START EXERCISE MATERIALS
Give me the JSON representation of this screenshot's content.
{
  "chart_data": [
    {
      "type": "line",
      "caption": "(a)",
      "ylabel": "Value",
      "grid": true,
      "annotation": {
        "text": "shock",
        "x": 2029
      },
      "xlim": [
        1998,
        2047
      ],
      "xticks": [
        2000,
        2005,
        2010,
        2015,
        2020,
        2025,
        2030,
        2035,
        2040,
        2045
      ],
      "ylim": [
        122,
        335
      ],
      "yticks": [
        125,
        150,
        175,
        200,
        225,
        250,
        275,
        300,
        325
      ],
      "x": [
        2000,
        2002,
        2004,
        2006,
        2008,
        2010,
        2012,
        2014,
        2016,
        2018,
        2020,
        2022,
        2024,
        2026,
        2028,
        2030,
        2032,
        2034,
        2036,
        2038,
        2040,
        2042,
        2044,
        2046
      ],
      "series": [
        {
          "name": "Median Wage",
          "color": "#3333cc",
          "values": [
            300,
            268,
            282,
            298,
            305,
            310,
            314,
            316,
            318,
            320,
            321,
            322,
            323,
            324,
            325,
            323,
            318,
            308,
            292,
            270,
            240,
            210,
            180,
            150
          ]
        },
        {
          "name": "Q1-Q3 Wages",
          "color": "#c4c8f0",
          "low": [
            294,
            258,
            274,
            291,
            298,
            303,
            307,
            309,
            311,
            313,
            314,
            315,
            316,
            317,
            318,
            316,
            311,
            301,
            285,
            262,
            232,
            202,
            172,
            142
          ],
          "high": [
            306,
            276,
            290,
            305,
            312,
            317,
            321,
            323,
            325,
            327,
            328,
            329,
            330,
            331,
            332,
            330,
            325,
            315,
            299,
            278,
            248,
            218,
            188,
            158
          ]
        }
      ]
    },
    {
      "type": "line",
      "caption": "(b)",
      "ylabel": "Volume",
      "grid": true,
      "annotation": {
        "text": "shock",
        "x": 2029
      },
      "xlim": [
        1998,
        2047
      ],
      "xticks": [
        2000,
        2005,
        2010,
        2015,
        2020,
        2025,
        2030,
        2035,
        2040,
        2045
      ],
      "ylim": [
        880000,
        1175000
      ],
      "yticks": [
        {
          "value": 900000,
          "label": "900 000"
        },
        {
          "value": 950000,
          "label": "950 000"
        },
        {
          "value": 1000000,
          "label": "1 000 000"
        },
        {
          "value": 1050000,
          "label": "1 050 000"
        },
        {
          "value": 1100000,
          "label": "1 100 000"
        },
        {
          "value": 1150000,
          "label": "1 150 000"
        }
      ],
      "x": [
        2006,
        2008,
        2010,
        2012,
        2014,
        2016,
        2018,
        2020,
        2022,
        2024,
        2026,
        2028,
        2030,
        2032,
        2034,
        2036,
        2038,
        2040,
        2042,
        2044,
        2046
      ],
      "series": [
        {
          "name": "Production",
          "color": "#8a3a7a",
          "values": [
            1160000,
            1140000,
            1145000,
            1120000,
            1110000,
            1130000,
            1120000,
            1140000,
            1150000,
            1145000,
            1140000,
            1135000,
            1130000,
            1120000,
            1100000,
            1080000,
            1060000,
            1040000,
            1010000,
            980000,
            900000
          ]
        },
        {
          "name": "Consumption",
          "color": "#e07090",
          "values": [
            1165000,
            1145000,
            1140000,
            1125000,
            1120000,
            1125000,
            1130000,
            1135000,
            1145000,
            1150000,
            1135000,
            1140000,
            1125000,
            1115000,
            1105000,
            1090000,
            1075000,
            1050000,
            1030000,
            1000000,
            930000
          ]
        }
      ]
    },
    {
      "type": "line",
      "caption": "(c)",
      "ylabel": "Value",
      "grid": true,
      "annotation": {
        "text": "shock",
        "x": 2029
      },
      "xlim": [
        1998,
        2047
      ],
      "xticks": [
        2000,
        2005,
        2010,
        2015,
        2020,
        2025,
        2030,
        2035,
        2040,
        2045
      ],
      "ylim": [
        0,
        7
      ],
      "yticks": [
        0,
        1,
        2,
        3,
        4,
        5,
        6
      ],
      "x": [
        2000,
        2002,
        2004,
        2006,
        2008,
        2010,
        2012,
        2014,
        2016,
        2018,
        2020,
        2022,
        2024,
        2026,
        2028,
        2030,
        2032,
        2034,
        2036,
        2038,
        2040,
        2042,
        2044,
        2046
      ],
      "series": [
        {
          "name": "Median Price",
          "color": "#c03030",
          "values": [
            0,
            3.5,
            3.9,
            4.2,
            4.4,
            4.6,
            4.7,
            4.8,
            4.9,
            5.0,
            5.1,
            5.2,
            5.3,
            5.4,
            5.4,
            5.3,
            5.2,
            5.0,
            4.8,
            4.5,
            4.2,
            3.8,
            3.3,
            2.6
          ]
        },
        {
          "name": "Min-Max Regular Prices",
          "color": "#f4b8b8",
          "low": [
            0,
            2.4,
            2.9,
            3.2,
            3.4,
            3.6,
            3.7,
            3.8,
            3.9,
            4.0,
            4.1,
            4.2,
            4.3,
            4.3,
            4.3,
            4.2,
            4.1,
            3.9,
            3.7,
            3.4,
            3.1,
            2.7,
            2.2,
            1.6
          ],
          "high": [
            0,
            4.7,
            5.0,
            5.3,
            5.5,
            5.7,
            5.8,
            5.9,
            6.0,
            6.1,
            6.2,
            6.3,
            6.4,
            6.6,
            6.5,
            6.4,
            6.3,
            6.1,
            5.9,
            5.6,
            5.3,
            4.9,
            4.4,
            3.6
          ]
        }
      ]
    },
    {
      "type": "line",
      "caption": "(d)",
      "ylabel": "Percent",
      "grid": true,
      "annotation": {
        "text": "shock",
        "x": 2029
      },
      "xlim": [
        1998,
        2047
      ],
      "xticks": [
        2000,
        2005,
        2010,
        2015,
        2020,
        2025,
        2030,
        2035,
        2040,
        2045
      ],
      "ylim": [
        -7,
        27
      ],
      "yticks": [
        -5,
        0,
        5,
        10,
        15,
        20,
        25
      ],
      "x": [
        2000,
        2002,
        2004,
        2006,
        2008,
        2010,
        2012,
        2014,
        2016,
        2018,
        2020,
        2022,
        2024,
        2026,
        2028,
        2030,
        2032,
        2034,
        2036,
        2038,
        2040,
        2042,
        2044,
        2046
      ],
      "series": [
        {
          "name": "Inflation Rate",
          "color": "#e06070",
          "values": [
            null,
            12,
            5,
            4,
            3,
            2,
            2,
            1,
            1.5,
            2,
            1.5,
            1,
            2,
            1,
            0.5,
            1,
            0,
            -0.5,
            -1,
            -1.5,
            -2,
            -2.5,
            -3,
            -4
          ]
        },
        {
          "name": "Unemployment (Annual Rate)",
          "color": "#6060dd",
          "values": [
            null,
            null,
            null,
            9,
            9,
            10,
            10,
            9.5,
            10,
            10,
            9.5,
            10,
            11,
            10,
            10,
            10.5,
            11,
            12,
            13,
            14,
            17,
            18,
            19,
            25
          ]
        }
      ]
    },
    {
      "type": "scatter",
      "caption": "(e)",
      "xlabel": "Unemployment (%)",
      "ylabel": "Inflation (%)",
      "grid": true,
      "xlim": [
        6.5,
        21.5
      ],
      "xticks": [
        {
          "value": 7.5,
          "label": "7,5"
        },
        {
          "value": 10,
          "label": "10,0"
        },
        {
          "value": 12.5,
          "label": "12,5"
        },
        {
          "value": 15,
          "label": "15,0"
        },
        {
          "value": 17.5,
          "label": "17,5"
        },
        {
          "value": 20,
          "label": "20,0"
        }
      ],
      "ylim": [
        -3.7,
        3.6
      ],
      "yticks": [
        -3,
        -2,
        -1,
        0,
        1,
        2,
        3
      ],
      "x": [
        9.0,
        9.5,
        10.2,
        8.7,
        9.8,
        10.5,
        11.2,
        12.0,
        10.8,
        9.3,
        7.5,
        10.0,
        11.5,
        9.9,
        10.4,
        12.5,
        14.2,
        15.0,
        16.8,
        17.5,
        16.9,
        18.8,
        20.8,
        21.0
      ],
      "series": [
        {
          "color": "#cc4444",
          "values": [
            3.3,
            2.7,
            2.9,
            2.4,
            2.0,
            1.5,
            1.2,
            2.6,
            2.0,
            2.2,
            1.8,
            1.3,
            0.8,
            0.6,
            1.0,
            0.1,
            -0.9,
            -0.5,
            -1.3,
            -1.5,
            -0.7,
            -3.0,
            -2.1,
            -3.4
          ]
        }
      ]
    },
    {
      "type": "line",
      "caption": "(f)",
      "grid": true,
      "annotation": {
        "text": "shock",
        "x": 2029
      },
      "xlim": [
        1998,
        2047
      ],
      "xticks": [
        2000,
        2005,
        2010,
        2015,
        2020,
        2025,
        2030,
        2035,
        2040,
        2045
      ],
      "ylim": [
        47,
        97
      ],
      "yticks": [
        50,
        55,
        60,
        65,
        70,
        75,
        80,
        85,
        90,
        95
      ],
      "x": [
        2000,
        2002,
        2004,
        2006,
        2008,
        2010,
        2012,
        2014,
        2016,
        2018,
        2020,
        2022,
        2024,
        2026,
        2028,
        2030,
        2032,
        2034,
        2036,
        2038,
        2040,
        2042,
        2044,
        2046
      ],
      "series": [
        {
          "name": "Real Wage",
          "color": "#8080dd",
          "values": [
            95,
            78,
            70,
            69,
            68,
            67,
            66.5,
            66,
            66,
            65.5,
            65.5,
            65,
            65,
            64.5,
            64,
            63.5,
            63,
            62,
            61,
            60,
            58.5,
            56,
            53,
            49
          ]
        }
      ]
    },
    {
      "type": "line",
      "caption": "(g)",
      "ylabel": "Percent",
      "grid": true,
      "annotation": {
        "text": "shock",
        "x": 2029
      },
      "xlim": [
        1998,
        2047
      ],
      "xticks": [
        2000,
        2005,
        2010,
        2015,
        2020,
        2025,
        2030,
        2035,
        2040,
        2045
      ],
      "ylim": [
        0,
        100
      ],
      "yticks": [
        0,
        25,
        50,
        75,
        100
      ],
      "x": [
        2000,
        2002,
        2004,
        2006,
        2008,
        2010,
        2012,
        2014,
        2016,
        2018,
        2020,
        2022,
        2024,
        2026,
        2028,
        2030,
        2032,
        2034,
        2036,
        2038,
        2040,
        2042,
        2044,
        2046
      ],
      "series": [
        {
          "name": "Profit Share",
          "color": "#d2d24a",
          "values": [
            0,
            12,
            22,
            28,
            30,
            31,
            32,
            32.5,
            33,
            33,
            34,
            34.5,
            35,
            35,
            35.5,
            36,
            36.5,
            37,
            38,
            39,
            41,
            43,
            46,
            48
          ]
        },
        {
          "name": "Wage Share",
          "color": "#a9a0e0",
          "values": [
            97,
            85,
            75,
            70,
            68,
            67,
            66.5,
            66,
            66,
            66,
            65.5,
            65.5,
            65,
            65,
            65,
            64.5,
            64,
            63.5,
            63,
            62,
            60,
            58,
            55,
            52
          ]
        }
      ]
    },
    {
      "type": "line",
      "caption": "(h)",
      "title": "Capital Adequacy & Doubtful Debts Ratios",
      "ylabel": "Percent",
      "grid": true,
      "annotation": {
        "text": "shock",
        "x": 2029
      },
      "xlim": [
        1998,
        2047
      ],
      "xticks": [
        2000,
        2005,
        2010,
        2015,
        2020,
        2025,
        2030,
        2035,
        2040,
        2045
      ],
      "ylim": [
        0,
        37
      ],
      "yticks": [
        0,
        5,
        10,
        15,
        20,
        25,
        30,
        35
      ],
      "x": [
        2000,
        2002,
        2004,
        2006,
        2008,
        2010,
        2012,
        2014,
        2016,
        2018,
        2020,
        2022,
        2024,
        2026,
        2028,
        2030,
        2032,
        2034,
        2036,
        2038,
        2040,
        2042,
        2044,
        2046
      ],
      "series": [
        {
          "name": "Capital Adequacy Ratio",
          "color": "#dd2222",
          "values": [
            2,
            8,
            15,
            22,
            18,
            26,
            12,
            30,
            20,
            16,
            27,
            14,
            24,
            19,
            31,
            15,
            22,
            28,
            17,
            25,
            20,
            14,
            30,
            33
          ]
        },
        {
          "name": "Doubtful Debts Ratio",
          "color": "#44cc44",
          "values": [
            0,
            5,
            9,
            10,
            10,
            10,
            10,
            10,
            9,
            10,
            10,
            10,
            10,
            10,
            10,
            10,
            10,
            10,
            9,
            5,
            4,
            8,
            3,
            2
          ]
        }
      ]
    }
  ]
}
END EXERCISE MATERIALS
▶ [SET PROBLEM] Determine how many lines contain the word "Unemployment" and reply with that number alone.

▶ [PROBLEM SOLUTION] 2